● **PROBLEM**
Find out how many lines of the material contain the string "document" and give only that figure.

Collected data
>>>
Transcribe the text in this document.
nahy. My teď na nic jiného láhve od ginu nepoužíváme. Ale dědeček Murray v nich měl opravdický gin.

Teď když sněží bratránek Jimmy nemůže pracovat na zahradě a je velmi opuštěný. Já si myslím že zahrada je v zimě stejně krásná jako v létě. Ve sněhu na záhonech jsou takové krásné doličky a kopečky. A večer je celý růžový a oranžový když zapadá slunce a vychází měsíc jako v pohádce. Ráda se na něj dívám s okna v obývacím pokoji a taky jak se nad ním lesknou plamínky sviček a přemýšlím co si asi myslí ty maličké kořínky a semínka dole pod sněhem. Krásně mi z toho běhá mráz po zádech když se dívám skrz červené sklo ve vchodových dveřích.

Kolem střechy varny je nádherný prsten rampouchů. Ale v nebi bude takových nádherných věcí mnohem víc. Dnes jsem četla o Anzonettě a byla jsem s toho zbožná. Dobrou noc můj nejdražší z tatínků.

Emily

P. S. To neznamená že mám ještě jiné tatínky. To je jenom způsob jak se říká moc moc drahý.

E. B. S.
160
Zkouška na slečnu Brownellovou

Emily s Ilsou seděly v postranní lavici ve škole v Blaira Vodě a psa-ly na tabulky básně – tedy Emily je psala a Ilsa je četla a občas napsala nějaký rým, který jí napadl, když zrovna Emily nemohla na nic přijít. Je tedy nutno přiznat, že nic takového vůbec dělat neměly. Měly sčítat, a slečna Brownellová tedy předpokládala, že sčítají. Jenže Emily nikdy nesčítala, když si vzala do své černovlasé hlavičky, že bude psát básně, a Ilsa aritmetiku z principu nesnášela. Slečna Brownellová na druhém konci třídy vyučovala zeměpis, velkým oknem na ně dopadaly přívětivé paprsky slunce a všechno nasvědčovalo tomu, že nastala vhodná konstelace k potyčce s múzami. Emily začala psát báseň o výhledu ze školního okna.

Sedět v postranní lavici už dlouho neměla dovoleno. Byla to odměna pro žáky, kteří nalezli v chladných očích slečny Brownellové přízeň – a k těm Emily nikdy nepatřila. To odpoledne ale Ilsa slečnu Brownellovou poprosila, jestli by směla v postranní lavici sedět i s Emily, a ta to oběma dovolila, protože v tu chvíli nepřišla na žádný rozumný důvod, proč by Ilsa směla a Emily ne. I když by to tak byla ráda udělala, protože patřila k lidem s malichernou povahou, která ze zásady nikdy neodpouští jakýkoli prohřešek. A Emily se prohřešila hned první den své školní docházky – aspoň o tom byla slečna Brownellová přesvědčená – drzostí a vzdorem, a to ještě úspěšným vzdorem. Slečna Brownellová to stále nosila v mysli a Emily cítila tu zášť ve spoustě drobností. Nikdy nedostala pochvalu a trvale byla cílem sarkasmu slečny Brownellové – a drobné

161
<<<
>>>
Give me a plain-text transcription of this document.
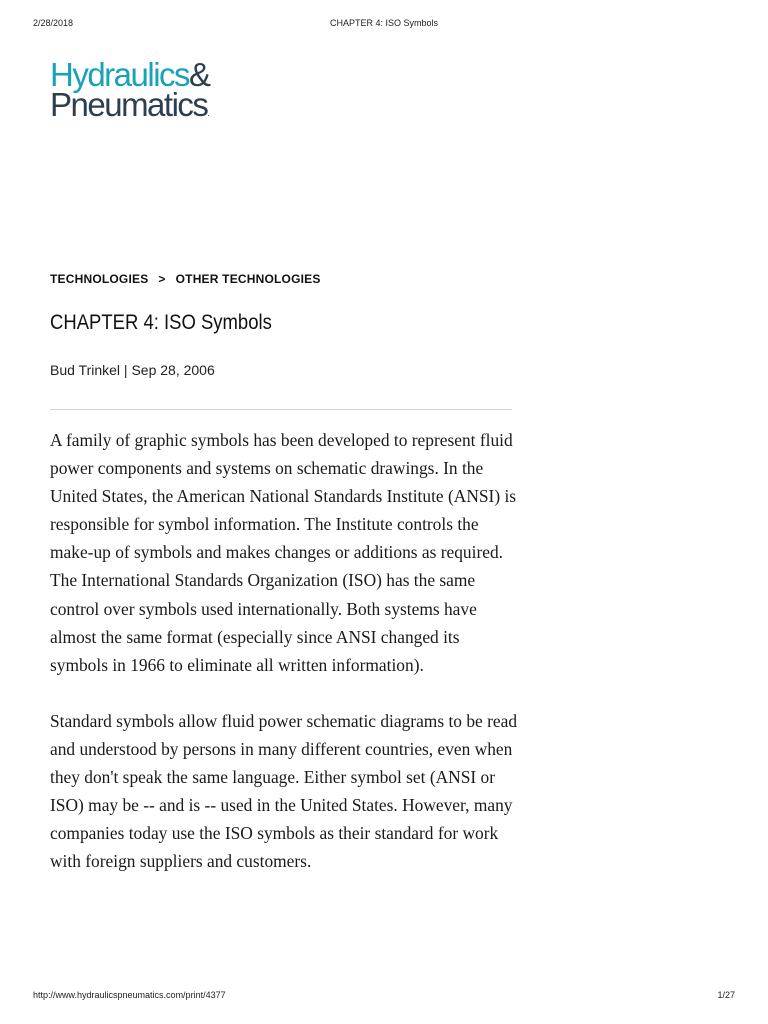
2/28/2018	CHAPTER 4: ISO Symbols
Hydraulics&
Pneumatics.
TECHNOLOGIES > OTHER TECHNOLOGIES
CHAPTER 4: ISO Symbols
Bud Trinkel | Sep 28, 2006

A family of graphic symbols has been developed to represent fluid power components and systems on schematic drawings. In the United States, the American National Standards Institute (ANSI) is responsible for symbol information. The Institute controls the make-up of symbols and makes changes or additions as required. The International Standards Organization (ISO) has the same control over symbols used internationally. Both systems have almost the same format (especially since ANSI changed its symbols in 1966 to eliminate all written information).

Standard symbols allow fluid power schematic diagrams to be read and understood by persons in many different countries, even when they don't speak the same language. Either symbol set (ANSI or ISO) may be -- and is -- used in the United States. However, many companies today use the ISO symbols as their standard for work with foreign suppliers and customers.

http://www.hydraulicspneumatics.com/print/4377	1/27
<<<
● **SOLUTION TO THIS TASK**
2